→ **To do**:
Transcribe the records that follow, preserving every word.

→ **The data**:
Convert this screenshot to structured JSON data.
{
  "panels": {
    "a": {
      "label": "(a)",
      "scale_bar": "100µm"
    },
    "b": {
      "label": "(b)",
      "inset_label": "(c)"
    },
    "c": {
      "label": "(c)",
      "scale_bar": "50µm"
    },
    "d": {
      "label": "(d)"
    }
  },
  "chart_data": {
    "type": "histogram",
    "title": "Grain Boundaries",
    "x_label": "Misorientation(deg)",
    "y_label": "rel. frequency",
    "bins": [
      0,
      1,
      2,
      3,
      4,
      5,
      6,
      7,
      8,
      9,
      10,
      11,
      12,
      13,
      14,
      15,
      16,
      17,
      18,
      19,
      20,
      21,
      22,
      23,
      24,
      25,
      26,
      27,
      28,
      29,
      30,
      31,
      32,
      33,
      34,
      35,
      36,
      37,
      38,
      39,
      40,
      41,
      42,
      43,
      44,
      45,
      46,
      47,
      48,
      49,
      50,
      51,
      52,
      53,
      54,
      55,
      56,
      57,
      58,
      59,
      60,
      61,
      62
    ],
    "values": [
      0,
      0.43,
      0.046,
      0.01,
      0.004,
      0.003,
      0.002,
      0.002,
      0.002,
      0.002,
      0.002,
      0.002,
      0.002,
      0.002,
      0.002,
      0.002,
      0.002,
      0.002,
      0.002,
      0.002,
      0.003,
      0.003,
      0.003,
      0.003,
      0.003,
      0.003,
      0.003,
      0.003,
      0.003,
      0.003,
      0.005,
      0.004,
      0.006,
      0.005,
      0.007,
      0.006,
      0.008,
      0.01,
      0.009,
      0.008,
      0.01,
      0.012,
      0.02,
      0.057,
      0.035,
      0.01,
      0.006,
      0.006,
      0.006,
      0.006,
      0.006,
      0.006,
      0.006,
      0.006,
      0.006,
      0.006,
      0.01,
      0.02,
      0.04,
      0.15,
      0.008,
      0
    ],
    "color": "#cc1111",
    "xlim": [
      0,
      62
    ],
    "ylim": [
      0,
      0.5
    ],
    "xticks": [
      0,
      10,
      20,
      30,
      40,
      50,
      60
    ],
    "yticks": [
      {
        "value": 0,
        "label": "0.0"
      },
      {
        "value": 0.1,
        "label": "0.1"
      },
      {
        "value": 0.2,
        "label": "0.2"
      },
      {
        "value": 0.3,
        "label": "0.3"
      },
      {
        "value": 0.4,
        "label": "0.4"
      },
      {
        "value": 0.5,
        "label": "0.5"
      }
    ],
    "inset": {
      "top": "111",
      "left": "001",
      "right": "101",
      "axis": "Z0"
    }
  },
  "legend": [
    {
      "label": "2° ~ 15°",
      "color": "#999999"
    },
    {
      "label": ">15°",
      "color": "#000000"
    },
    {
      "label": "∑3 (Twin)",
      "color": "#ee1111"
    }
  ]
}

→ **Result for this task**:
Convert this screenshot to structured JSON data.
{
  "panels": {
    "a": {
      "label": "(a)",
      "scale_bar": "100µm"
    },
    "b": {
      "label": "(b)",
      "inset_label": "(c)"
    },
    "c": {
      "label": "(c)",
      "scale_bar": "50µm"
    },
    "d": {
      "label": "(d)"
    }
  },
  "chart_data": {
    "type": "histogram",
    "title": "Grain Boundaries",
    "x_label": "Misorientation(deg)",
    "y_label": "rel. frequency",
    "bins": [
      0,
      1,
      2,
      3,
      4,
      5,
      6,
      7,
      8,
      9,
      10,
      11,
      12,
      13,
      14,
      15,
      16,
      17,
      18,
      19,
      20,
      21,
      22,
      23,
      24,
      25,
      26,
      27,
      28,
      29,
      30,
      31,
      32,
      33,
      34,
      35,
      36,
      37,
      38,
      39,
      40,
      41,
      42,
      43,
      44,
      45,
      46,
      47,
      48,
      49,
      50,
      51,
      52,
      53,
      54,
      55,
      56,
      57,
      58,
      59,
      60,
      61,
      62
    ],
    "values": [
      0,
      0.43,
      0.046,
      0.01,
      0.004,
      0.003,
      0.002,
      0.002,
      0.002,
      0.002,
      0.002,
      0.002,
      0.002,
      0.002,
      0.002,
      0.002,
      0.002,
      0.002,
      0.002,
      0.002,
      0.003,
      0.003,
      0.003,
      0.003,
      0.003,
      0.003,
      0.003,
      0.003,
      0.003,
      0.003,
      0.005,
      0.004,
      0.006,
      0.005,
      0.007,
      0.006,
      0.008,
      0.01,
      0.009,
      0.008,
      0.01,
      0.012,
      0.02,
      0.057,
      0.035,
      0.01,
      0.006,
      0.006,
      0.006,
      0.006,
      0.006,
      0.006,
      0.006,
      0.006,
      0.006,
      0.006,
      0.01,
      0.02,
      0.04,
      0.15,
      0.008,
      0
    ],
    "color": "#cc1111",
    "xlim": [
      0,
      62
    ],
    "ylim": [
      0,
      0.5
    ],
    "xticks": [
      0,
      10,
      20,
      30,
      40,
      50,
      60
    ],
    "yticks": [
      {
        "value": 0,
        "label": "0.0"
      },
      {
        "value": 0.1,
        "label": "0.1"
      },
      {
        "value": 0.2,
        "label": "0.2"
      },
      {
        "value": 0.3,
        "label": "0.3"
      },
      {
        "value": 0.4,
        "label": "0.4"
      },
      {
        "value": 0.5,
        "label": "0.5"
      }
    ],
    "inset": {
      "top": "111",
      "left": "001",
      "right": "101",
      "axis": "Z0"
    }
  },
  "legend": [
    {
      "label": "2° ~ 15°",
      "color": "#999999"
    },
    {
      "label": ">15°",
      "color": "#000000"
    },
    {
      "label": "∑3 (Twin)",
      "color": "#ee1111"
    }
  ]
}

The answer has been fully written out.